## SUPPLIED INFORMATION:
· · ·

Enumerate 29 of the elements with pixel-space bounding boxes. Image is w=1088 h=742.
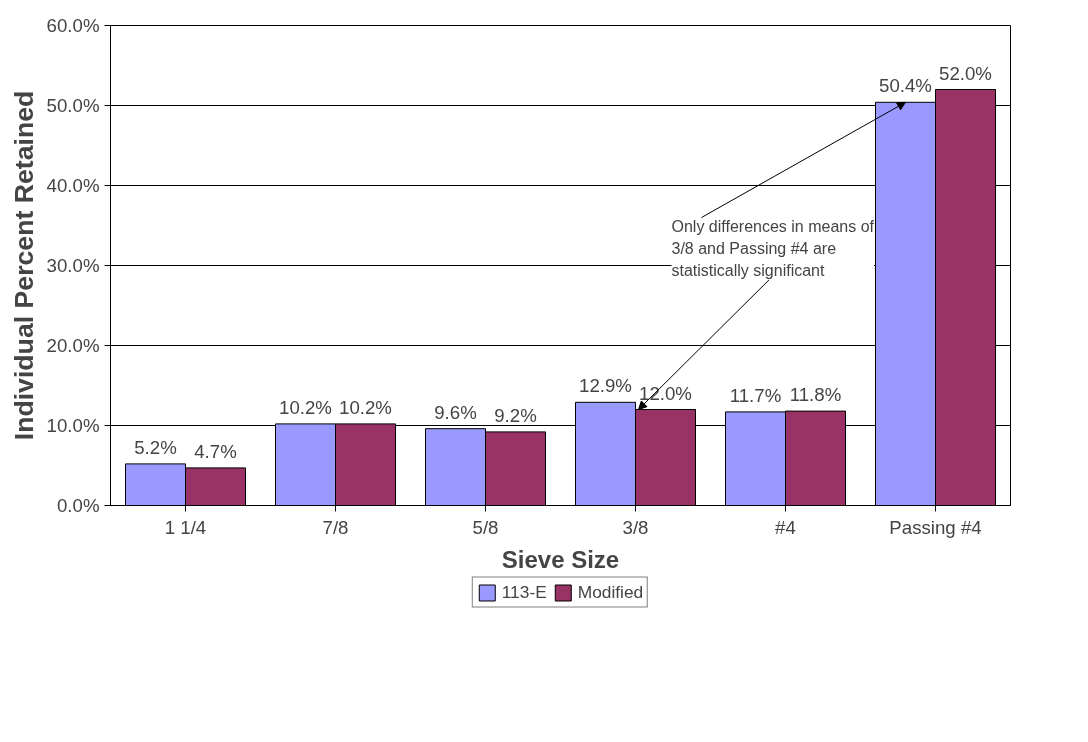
data-label: 10.2% — [279, 396, 332, 418]
y-tick-label: 30.0% — [46, 255, 100, 276]
x-tick-label: 1 1/4 — [164, 516, 207, 538]
y-tick-label: 0.0% — [56, 495, 100, 516]
y-axis-title: Individual Percent Retained — [8, 90, 39, 441]
data-label: 11.8% — [789, 384, 842, 406]
data-label: 5.2% — [134, 436, 177, 458]
data-label: 50.4% — [879, 75, 932, 97]
x-tick-label: 3/8 — [622, 516, 649, 538]
x-tick-label: Passing #4 — [889, 516, 982, 538]
x-tick-label: 5/8 — [472, 516, 499, 538]
y-tick-label: 60.0% — [46, 15, 100, 36]
y-tick-label: 20.0% — [46, 335, 100, 356]
x-tick-label: 7/8 — [322, 516, 349, 538]
y-tick-label: 40.0% — [46, 175, 100, 196]
x-tick-label: #4 — [775, 516, 796, 538]
x-axis-title: Sieve Size — [501, 545, 620, 573]
y-tick-label: 10.0% — [46, 415, 100, 436]
annotation: Only differences in means of 3/8 and Passing #4 are statistically significant — [671, 217, 875, 279]
y-tick-label: 50.0% — [46, 95, 100, 116]
data-label: 10.2% — [339, 396, 392, 418]
data-label: 12.9% — [579, 375, 632, 397]
data-label: 4.7% — [194, 440, 237, 462]
legend-label: Modified — [577, 581, 644, 603]
legend-label: 113-E — [501, 581, 547, 603]
data-label: 52.0% — [939, 62, 992, 84]
data-label: 11.7% — [729, 384, 782, 406]
data-label: 9.2% — [494, 404, 537, 426]
data-label: 9.6% — [434, 401, 477, 423]
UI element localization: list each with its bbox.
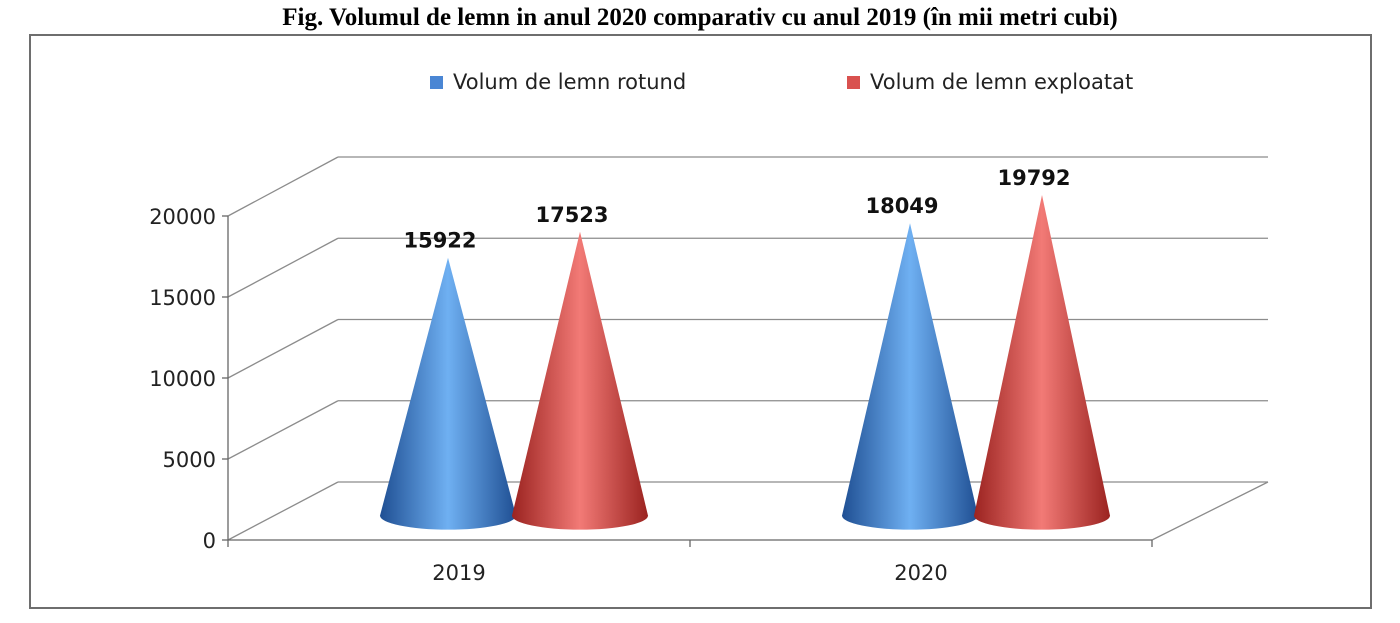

· · ·

Return all of the records above verbatim, omitting the pictures.

Enumerate 29 of the elements with pixel-space bounding boxes. Image is w=1088 h=742.
data-label: 10.2% — [279, 396, 332, 418]
y-tick-label: 30.0% — [46, 255, 100, 276]
x-tick-label: 1 1/4 — [164, 516, 207, 538]
y-tick-label: 0.0% — [56, 495, 100, 516]
y-axis-title: Individual Percent Retained — [8, 90, 39, 441]
data-label: 11.8% — [789, 384, 842, 406]
data-label: 5.2% — [134, 436, 177, 458]
data-label: 50.4% — [879, 75, 932, 97]
x-tick-label: 3/8 — [622, 516, 649, 538]
x-tick-label: Passing #4 — [889, 516, 982, 538]
x-tick-label: 5/8 — [472, 516, 499, 538]
y-tick-label: 60.0% — [46, 15, 100, 36]
y-tick-label: 20.0% — [46, 335, 100, 356]
x-tick-label: 7/8 — [322, 516, 349, 538]
y-tick-label: 40.0% — [46, 175, 100, 196]
x-tick-label: #4 — [775, 516, 796, 538]
x-axis-title: Sieve Size — [501, 545, 620, 573]
y-tick-label: 10.0% — [46, 415, 100, 436]
annotation: Only differences in means of 3/8 and Passing #4 are statistically significant — [671, 217, 875, 279]
y-tick-label: 50.0% — [46, 95, 100, 116]
data-label: 10.2% — [339, 396, 392, 418]
data-label: 12.9% — [579, 375, 632, 397]
data-label: 4.7% — [194, 440, 237, 462]
legend-label: Modified — [577, 581, 644, 603]
legend-label: 113-E — [501, 581, 547, 603]
data-label: 52.0% — [939, 62, 992, 84]
data-label: 11.7% — [729, 384, 782, 406]
data-label: 9.2% — [494, 404, 537, 426]
data-label: 9.6% — [434, 401, 477, 423]
UI element localization: list each with its bbox.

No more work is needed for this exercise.